[Start GIVEN DATA]

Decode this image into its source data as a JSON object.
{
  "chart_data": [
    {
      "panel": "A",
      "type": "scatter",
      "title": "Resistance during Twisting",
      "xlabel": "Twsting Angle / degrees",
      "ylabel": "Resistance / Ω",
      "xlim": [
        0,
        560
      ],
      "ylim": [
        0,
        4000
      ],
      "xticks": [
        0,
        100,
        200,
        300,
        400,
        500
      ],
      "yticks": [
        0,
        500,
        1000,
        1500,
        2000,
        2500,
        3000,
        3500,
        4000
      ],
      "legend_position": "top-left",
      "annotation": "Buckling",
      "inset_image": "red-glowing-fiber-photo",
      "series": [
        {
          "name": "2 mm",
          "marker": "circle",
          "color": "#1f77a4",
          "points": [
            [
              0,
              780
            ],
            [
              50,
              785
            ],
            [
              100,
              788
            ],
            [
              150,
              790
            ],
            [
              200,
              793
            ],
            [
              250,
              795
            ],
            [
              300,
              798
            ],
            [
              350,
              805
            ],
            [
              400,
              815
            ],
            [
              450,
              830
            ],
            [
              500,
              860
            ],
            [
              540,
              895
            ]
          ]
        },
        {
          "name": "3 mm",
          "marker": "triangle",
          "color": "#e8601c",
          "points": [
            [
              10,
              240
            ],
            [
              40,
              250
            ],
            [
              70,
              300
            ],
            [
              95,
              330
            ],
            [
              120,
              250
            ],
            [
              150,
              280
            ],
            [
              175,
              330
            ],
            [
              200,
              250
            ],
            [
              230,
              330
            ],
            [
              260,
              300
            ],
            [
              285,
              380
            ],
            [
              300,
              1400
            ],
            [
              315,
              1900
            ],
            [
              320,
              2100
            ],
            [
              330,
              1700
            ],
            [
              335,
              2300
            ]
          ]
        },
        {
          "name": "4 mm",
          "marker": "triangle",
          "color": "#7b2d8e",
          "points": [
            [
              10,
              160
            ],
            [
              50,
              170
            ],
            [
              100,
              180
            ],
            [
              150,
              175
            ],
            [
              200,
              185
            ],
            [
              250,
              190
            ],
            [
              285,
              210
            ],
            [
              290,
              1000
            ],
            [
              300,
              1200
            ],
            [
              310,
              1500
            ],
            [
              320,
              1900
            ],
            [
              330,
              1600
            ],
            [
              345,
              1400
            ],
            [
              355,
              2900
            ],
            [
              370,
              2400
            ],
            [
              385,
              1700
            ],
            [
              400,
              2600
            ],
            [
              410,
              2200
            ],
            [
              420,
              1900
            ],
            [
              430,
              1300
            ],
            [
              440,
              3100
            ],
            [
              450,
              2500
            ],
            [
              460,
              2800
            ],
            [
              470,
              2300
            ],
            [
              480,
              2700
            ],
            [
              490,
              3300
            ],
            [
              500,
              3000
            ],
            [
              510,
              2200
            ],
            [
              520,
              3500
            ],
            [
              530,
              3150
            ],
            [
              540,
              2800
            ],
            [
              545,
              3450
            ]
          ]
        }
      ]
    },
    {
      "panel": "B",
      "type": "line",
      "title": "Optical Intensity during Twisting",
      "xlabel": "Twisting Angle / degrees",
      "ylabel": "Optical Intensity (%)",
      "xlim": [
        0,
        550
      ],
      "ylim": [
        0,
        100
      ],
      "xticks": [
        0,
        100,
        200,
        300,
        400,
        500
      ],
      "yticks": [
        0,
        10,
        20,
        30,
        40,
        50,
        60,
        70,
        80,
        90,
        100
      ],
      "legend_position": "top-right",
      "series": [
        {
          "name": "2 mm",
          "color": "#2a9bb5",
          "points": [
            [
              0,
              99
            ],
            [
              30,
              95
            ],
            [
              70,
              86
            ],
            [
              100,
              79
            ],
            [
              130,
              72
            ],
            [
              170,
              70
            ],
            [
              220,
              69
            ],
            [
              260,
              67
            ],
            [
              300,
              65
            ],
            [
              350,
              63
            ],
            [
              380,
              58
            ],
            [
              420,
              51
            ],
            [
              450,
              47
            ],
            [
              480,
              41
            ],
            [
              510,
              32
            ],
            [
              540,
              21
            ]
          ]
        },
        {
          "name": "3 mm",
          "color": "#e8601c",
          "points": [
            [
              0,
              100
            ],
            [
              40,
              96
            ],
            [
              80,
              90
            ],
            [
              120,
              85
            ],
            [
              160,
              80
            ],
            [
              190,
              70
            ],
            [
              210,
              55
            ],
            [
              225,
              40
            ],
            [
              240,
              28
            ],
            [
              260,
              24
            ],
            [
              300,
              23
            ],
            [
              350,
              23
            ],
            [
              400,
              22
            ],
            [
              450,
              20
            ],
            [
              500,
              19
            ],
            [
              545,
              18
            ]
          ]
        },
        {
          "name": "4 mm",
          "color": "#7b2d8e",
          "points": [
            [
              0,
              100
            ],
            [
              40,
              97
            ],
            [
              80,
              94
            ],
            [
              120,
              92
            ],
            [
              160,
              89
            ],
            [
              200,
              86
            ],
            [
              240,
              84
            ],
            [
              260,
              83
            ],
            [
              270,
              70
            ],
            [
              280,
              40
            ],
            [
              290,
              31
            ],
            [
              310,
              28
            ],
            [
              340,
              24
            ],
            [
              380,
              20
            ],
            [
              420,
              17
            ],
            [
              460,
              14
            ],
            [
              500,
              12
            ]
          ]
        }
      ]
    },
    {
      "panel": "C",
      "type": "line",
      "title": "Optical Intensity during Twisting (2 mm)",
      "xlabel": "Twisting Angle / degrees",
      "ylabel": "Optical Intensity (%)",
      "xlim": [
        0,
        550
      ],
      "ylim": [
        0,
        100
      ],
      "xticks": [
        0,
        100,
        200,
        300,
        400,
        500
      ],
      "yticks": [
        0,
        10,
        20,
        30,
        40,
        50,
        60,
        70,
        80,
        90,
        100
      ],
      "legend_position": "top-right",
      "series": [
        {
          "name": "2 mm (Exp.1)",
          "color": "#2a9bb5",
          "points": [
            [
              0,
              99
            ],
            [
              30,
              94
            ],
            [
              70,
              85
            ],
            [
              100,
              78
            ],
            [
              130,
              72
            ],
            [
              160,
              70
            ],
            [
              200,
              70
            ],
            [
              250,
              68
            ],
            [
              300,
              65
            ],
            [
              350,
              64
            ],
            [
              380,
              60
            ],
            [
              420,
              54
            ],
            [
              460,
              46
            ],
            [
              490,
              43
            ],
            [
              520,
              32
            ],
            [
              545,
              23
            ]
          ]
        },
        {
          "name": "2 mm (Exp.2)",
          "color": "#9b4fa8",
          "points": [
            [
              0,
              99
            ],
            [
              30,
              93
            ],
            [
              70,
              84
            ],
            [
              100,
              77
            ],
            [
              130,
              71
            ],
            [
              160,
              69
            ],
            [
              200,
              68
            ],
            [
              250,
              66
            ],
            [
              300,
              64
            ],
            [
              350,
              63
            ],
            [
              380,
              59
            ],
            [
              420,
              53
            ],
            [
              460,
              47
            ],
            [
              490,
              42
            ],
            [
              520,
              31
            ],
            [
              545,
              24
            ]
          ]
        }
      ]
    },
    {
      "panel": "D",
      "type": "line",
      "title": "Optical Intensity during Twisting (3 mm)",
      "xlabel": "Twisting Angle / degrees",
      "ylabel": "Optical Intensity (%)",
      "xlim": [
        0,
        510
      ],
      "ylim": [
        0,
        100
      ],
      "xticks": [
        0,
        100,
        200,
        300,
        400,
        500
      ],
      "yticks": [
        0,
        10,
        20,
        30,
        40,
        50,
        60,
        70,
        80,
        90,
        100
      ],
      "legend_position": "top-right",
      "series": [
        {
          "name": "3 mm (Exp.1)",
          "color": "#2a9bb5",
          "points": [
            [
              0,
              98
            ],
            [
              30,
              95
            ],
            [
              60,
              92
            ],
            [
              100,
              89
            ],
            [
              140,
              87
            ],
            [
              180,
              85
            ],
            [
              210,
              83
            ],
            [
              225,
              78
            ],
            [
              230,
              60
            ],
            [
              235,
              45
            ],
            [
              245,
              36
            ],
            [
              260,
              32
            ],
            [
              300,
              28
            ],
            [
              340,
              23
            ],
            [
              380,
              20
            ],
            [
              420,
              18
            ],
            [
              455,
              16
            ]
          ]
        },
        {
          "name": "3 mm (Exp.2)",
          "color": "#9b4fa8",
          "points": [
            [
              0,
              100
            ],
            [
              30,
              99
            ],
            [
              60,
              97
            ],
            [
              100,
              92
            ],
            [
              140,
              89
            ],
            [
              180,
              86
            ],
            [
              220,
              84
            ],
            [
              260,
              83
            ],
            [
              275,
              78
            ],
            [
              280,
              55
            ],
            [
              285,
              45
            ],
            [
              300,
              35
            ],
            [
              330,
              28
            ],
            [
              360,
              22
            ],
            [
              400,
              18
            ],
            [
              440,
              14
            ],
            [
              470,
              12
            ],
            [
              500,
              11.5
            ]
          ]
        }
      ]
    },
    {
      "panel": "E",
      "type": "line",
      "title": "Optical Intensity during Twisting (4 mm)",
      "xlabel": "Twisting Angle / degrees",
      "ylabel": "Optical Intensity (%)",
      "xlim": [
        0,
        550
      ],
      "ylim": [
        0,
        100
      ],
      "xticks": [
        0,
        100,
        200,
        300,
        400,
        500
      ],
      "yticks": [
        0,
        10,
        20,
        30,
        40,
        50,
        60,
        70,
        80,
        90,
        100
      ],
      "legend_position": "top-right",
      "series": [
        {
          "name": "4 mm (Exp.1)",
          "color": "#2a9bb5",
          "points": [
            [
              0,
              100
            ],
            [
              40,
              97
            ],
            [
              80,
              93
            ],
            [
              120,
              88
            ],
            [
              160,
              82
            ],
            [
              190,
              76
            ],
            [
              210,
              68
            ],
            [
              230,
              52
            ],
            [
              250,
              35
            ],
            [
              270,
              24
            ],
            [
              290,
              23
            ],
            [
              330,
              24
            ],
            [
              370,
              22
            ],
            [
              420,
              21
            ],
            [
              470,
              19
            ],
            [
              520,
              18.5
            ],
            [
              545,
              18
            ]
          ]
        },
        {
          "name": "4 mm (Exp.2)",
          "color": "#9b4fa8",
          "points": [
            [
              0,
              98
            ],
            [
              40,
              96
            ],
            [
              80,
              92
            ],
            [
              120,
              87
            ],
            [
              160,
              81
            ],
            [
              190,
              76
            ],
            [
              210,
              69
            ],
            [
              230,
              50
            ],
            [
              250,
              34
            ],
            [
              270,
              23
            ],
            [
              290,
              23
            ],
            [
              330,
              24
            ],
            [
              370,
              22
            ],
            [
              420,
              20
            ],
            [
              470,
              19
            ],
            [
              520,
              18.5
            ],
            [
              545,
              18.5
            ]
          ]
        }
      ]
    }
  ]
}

[End GIVEN DATA]

REQUIREMENT:
Search the lines for "name". Copy each line that has it.

RESPONSE TO THIS TASK:
          "name": "2 mm",
          "name": "3 mm",
          "name": "4 mm",
          "name": "2 mm",
          "name": "3 mm",
          "name": "4 mm",
          "name": "2 mm (Exp.1)",
          "name": "2 mm (Exp.2)",
          "name": "3 mm (Exp.1)",
          "name": "3 mm (Exp.2)",
          "name": "4 mm (Exp.1)",
          "name": "4 mm (Exp.2)",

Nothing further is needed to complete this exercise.